* **What is expected**: Search the records below for the word "image". Pull out each line that has it.

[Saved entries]
BEGIN
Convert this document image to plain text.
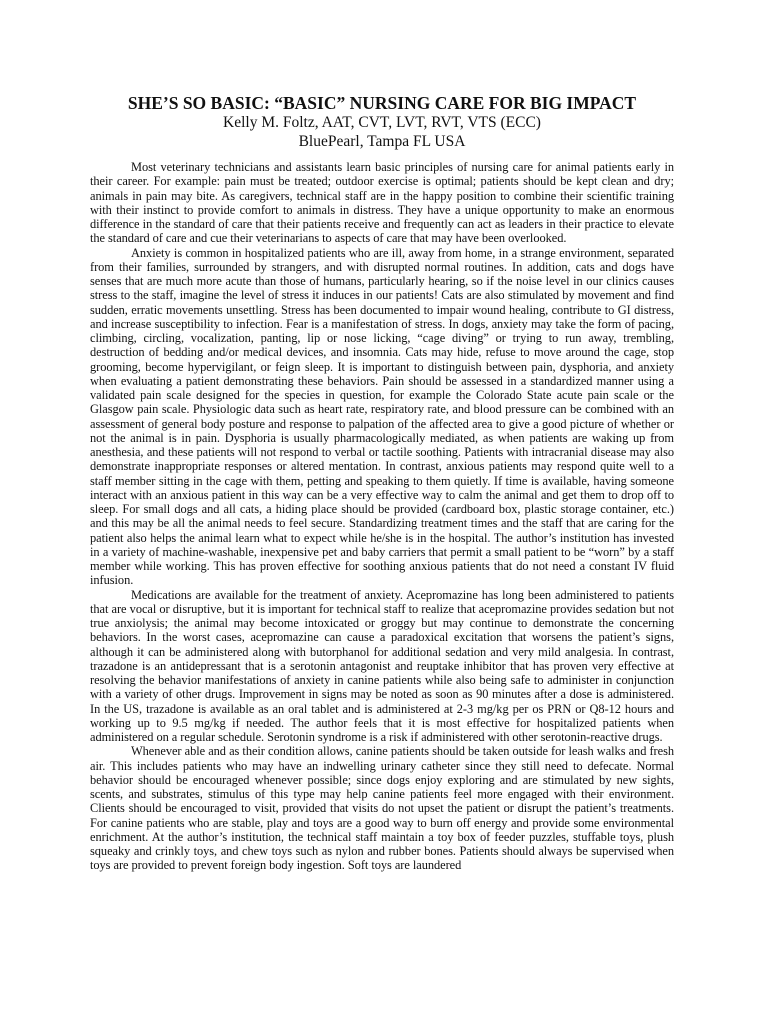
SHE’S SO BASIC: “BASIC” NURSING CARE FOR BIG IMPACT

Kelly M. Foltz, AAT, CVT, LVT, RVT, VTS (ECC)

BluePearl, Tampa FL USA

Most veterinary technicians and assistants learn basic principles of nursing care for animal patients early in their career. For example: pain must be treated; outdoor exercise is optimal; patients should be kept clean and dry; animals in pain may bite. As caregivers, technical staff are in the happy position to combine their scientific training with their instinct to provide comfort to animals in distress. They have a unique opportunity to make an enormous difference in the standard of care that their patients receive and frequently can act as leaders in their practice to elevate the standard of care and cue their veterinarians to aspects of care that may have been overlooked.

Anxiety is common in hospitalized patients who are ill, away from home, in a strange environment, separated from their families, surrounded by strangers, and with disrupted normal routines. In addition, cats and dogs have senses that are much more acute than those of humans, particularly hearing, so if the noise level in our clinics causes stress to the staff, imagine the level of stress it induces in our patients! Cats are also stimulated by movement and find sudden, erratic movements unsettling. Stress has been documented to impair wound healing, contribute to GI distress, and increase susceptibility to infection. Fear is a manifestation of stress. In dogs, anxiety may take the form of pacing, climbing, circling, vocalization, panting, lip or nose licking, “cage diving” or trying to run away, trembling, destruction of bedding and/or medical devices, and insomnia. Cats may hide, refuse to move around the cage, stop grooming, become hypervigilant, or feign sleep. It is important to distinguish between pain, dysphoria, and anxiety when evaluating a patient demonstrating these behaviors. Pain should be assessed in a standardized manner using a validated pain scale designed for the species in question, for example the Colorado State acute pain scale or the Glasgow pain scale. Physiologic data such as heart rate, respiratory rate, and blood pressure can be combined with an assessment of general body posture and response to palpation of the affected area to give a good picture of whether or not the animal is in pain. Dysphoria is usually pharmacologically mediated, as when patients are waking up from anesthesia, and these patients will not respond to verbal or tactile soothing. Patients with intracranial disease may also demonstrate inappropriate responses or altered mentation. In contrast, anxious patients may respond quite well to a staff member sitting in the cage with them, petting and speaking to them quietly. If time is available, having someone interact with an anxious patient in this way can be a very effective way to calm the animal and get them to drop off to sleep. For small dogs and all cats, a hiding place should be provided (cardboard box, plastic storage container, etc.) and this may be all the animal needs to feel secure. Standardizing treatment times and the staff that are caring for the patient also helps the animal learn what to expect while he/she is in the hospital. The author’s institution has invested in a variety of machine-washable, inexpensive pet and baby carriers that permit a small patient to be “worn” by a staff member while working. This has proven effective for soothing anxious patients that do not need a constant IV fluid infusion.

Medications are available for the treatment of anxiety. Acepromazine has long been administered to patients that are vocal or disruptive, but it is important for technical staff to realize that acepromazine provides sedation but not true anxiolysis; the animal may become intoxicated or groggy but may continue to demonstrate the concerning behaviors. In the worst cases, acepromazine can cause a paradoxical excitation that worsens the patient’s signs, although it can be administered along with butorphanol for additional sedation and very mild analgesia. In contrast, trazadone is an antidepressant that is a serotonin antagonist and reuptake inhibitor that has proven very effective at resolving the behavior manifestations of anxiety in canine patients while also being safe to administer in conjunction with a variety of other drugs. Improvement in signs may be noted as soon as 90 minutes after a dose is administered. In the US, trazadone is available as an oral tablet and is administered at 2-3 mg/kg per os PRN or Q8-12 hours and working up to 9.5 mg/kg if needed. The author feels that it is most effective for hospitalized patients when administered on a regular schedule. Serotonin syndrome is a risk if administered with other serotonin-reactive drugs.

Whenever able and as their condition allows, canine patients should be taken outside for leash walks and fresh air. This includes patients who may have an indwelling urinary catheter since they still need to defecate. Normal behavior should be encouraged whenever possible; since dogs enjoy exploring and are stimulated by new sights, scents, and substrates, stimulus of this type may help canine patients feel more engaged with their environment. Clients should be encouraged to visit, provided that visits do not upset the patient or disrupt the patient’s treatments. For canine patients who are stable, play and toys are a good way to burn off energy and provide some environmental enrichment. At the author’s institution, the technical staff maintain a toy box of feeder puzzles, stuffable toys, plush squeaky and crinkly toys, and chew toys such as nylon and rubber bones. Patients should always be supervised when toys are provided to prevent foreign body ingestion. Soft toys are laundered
END
BEGIN
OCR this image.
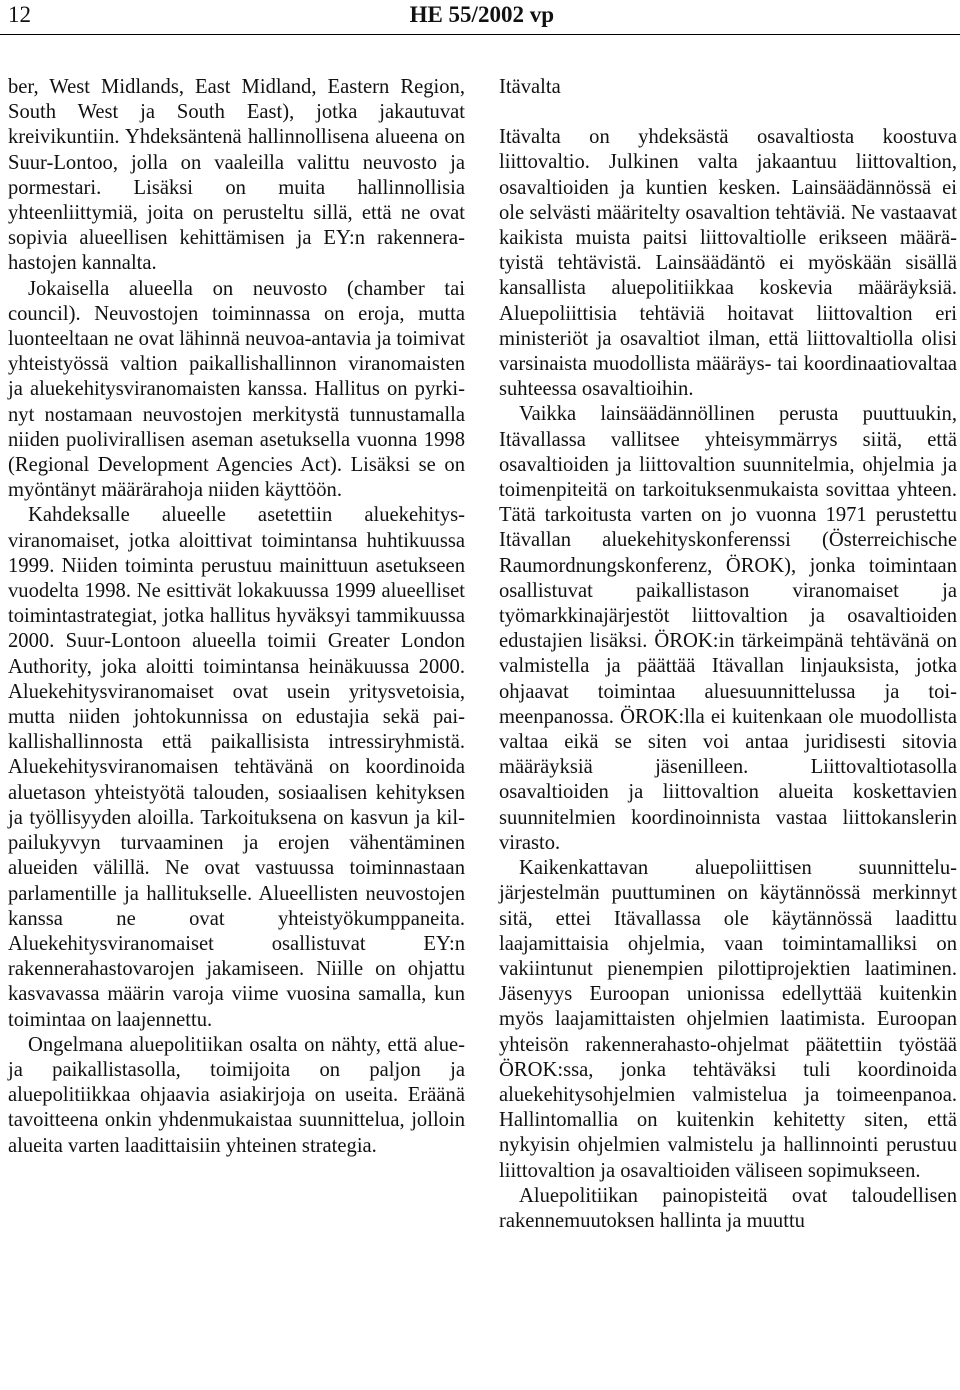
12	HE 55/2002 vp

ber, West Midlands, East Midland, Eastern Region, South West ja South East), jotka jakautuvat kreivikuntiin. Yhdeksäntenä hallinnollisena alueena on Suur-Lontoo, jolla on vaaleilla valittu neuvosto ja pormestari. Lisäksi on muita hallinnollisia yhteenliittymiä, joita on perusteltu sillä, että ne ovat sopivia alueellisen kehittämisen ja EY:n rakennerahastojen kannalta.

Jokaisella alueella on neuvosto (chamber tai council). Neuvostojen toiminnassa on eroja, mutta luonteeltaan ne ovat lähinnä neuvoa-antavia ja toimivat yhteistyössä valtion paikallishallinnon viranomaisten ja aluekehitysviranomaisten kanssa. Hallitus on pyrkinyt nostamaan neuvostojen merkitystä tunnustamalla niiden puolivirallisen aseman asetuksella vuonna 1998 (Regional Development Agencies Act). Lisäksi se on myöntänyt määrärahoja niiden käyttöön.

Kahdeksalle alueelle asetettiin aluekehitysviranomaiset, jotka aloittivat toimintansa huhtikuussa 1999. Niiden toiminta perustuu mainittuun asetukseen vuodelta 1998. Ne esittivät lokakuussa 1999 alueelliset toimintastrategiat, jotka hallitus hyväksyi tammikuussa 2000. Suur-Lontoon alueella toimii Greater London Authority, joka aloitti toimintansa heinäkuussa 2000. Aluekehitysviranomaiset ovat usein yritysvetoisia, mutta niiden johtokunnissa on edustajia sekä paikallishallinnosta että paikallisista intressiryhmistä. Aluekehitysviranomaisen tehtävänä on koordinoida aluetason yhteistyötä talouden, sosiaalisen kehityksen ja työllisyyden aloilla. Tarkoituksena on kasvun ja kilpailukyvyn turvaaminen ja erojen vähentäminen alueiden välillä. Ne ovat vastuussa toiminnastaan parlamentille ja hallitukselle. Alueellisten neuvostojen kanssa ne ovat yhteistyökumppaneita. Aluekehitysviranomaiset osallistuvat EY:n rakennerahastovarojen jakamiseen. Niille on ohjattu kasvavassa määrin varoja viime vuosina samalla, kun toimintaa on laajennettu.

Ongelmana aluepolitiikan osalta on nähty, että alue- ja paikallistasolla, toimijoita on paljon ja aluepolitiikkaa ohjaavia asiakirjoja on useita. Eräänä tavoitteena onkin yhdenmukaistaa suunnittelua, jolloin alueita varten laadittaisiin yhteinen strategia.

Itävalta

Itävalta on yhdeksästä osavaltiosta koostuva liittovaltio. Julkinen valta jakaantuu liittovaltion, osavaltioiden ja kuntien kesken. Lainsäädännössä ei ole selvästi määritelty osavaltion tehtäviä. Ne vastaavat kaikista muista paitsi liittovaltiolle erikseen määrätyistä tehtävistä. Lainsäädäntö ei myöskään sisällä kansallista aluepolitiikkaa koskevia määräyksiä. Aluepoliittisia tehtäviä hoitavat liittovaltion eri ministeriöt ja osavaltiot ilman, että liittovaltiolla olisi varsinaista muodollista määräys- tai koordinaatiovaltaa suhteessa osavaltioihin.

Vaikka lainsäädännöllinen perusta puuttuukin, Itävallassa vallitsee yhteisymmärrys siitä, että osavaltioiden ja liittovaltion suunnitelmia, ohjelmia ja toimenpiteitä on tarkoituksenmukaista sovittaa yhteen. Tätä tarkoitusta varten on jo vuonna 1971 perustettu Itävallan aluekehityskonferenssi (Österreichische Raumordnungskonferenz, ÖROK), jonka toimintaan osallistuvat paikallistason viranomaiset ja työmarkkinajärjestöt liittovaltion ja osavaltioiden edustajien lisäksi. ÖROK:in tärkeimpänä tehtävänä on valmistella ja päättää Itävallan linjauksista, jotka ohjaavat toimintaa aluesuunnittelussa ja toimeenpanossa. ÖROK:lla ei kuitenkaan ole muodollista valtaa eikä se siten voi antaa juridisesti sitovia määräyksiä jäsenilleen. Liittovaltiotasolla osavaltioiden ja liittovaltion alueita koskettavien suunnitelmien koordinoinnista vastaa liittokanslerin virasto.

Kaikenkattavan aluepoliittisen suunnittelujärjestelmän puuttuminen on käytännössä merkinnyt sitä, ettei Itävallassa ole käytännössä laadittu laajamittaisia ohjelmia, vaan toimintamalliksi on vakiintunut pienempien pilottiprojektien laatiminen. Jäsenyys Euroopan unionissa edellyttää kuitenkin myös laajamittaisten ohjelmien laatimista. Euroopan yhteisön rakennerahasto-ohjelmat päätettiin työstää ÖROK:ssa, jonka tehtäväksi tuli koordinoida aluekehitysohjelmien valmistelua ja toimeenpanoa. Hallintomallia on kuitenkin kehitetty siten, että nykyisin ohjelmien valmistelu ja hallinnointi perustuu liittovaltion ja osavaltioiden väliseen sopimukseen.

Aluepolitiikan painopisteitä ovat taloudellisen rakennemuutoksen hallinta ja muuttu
END
* **Exercise result**:
Convert this document image to plain text.
OCR this image.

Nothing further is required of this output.